[start of Material supplied]

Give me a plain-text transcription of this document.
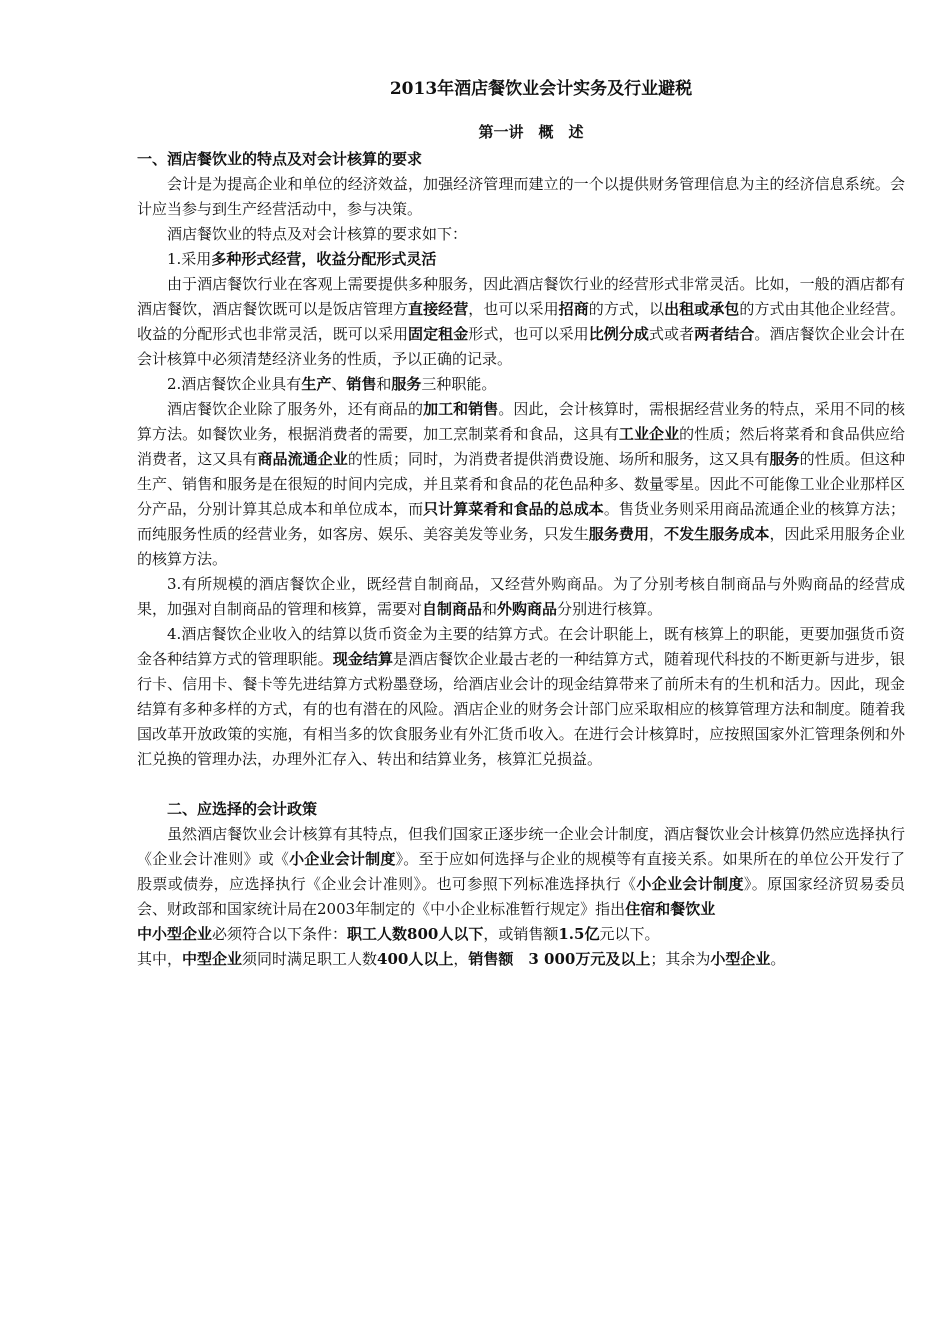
2013年酒店餐饮业会计实务及行业避税
第一讲　概　述
一、酒店餐饮业的特点及对会计核算的要求
会计是为提高企业和单位的经济效益，加强经济管理而建立的一个以提供财务管理信息为主的经济信息系统。会计应当参与到生产经营活动中，参与决策。
酒店餐饮业的特点及对会计核算的要求如下：
1.采用多种形式经营，收益分配形式灵活
由于酒店餐饮行业在客观上需要提供多种服务，因此酒店餐饮行业的经营形式非常灵活。比如，一般的酒店都有酒店餐饮，酒店餐饮既可以是饭店管理方直接经营，也可以采用招商的方式，以出租或承包的方式由其他企业经营。收益的分配形式也非常灵活，既可以采用固定租金形式，也可以采用比例分成式或者两者结合。酒店餐饮企业会计在会计核算中必须清楚经济业务的性质，予以正确的记录。
2.酒店餐饮企业具有生产、销售和服务三种职能。
酒店餐饮企业除了服务外，还有商品的加工和销售。因此，会计核算时，需根据经营业务的特点，采用不同的核算方法。如餐饮业务，根据消费者的需要，加工烹制菜肴和食品，这具有工业企业的性质；然后将菜肴和食品供应给消费者，这又具有商品流通企业的性质；同时，为消费者提供消费设施、场所和服务，这又具有服务的性质。但这种生产、销售和服务是在很短的时间内完成，并且菜肴和食品的花色品种多、数量零星。因此不可能像工业企业那样区分产品，分别计算其总成本和单位成本，而只计算菜肴和食品的总成本。售货业务则采用商品流通企业的核算方法；而纯服务性质的经营业务，如客房、娱乐、美容美发等业务，只发生服务费用，不发生服务成本，因此采用服务企业的核算方法。
3.有所规模的酒店餐饮企业，既经营自制商品，又经营外购商品。为了分别考核自制商品与外购商品的经营成果，加强对自制商品的管理和核算，需要对自制商品和外购商品分别进行核算。
4.酒店餐饮企业收入的结算以货币资金为主要的结算方式。在会计职能上，既有核算上的职能，更要加强货币资金各种结算方式的管理职能。现金结算是酒店餐饮企业最古老的一种结算方式，随着现代科技的不断更新与进步，银行卡、信用卡、餐卡等先进结算方式粉墨登场，给酒店业会计的现金结算带来了前所未有的生机和活力。因此，现金结算有多种多样的方式，有的也有潜在的风险。酒店企业的财务会计部门应采取相应的核算管理方法和制度。随着我国改革开放政策的实施，有相当多的饮食服务业有外汇货币收入。在进行会计核算时，应按照国家外汇管理条例和外汇兑换的管理办法，办理外汇存入、转出和结算业务，核算汇兑损益。
二、应选择的会计政策
虽然酒店餐饮业会计核算有其特点，但我们国家正逐步统一企业会计制度，酒店餐饮业会计核算仍然应选择执行《企业会计准则》或《小企业会计制度》。至于应如何选择与企业的规模等有直接关系。如果所在的单位公开发行了股票或债券，应选择执行《企业会计准则》。也可参照下列标准选择执行《小企业会计制度》。原国家经济贸易委员会、财政部和国家统计局在2003年制定的《中小企业标准暂行规定》指出住宿和餐饮业
中小型企业必须符合以下条件：职工人数800人以下，或销售额1.5亿元以下。
其中，中型企业须同时满足职工人数400人以上，销售额　3 000万元及以上；其余为小型企业。
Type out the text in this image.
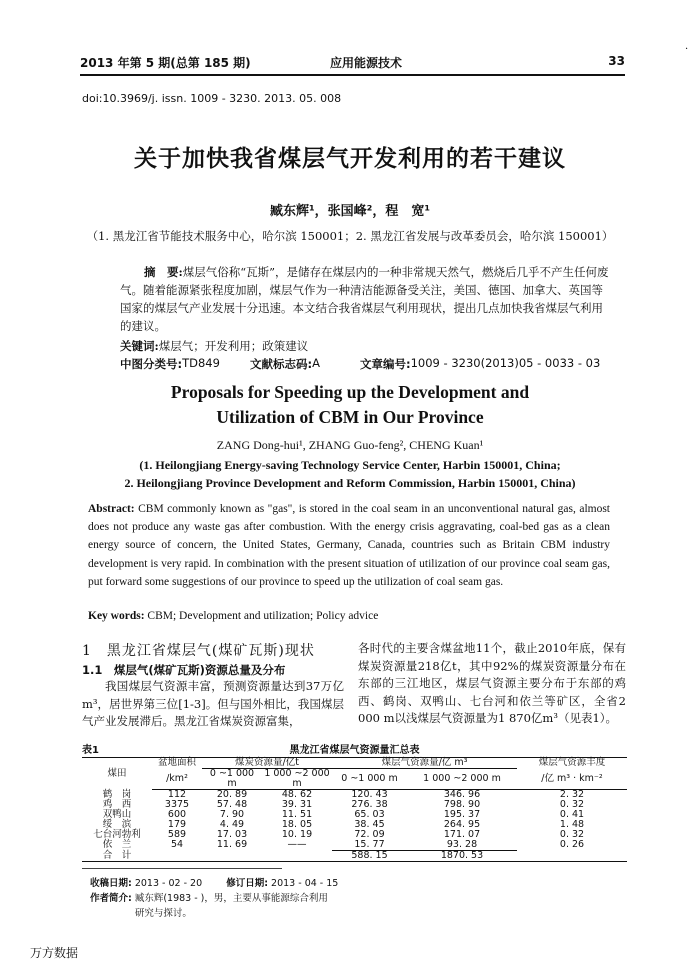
2013 年第 5 期(总第 185 期)	应用能源技术	33
·
doi:10.3969/j. issn. 1009 - 3230. 2013. 05. 008
关于加快我省煤层气开发利用的若干建议
臧东辉¹，张国峰²，程　宽¹
（1. 黑龙江省节能技术服务中心，哈尔滨 150001；2. 黑龙江省发展与改革委员会，哈尔滨 150001）
摘　要:煤层气俗称“瓦斯”，是储存在煤层内的一种非常规天然气，燃烧后几乎不产生任何废气。随着能源紧张程度加剧，煤层气作为一种清洁能源备受关注，美国、德国、加拿大、英国等国家的煤层气产业发展十分迅速。本文结合我省煤层气利用现状，提出几点加快我省煤层气利用的建议。
关键词:煤层气；开发利用；政策建议
中图分类号: TD849	文献标志码: A	文章编号: 1009 - 3230(2013)05 - 0033 - 03
Proposals for Speeding up the Development and Utilization of CBM in Our Province
ZANG Dong-hui¹, ZHANG Guo-feng², CHENG Kuan¹
(1. Heilongjiang Energy-saving Technology Service Center, Harbin 150001, China;
2. Heilongjiang Province Development and Reform Commission, Harbin 150001, China)
Abstract: CBM commonly known as "gas", is stored in the coal seam in an unconventional natural gas, almost does not produce any waste gas after combustion. With the energy crisis aggravating, coal-bed gas as a clean energy source of concern, the United States, Germany, Canada, countries such as Britain CBM industry development is very rapid. In combination with the present situation of utilization of our province coal seam gas, put forward some suggestions of our province to speed up the utilization of coal seam gas.
Key words: CBM; Development and utilization; Policy advice
1　黑龙江省煤层气(煤矿瓦斯)现状
1.1　煤层气(煤矿瓦斯)资源总量及分布
我国煤层气资源丰富，预测资源量达到37万亿m³，居世界第三位[1-3]。但与国外相比，我国煤层气产业发展滞后。黑龙江省煤炭资源富集，
各时代的主要含煤盆地11个，截止2010年底，保有煤炭资源量218亿t，其中92%的煤炭资源量分布在东部的三江地区，煤层气资源主要分布于东部的鸡西、鹤岗、双鸭山、七台河和依兰等矿区，全省2 000 m以浅煤层气资源量为1 870亿m³（见表1）。
表1	黑龙江省煤层气资源量汇总表
煤田	盆地面积	煤炭资源量/亿t		煤层气资源量/亿 m³		煤层气资源丰度
	/km²	0 ~1 000 m	1 000 ~2 000 m	0 ~1 000 m	1 000 ~2 000 m	/亿 m³ · km⁻²
鹤　岗	112	20. 89	48. 62	120. 43	346. 96	2. 32
鸡　西	3375	57. 48	39. 31	276. 38	798. 90	0. 32
双鸭山	600	7. 90	11. 51	65. 03	195. 37	0. 41
绥　滨	179	4. 49	18. 05	38. 45	264. 95	1. 48
七台河勃利	589	17. 03	10. 19	72. 09	171. 07	0. 32
依　兰	54	11. 69	——	15. 77	93. 28	0. 26
合　计				588. 15	1870. 53	
收稿日期: 2013 - 02 - 20	修订日期: 2013 - 04 - 15
作者简介: 臧东辉(1983 - )，男，主要从事能源综合利用研究与探讨。
万方数据
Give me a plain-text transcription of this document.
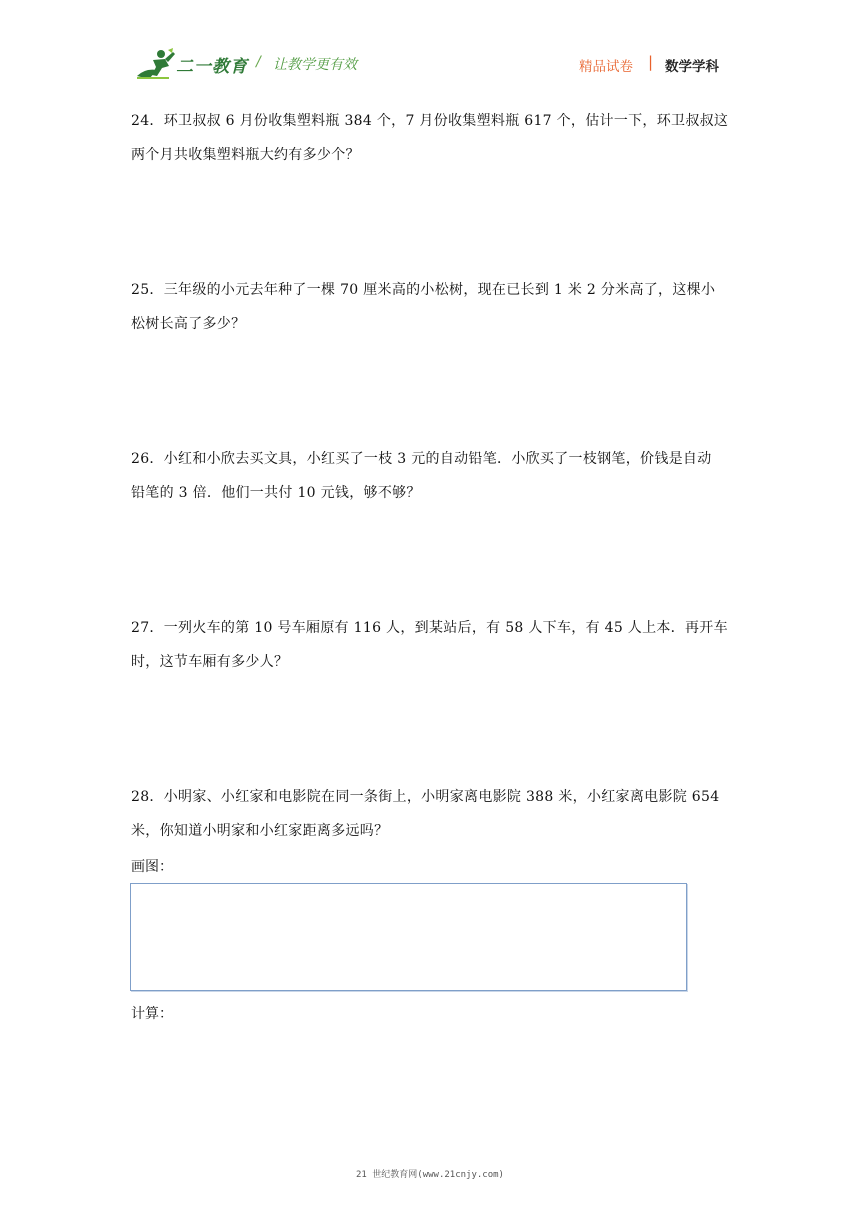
二一教育 / 让教学更有效	精品试卷 | 数学学科
24．环卫叔叔 6 月份收集塑料瓶 384 个，7 月份收集塑料瓶 617 个，估计一下，环卫叔叔这
两个月共收集塑料瓶大约有多少个？
25．三年级的小元去年种了一棵 70 厘米高的小松树，现在已长到 1 米 2 分米高了，这棵小
松树长高了多少？
26．小红和小欣去买文具，小红买了一枝 3 元的自动铅笔．小欣买了一枝钢笔，价钱是自动
铅笔的 3 倍．他们一共付 10 元钱，够不够？
27．一列火车的第 10 号车厢原有 116 人，到某站后，有 58 人下车，有 45 人上本．再开车
时，这节车厢有多少人？
28．小明家、小红家和电影院在同一条街上，小明家离电影院 388 米，小红家离电影院 654
米，你知道小明家和小红家距离多远吗？
画图：
计算：
21 世纪教育网(www.21cnjy.com)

[end of Material supplied]

> _The request_:
Copy out every line where the word "煤矿瓦斯" occurs.

> _The response_:
1　黑龙江省煤层气(煤矿瓦斯)现状
1.1　煤层气(煤矿瓦斯)资源总量及分布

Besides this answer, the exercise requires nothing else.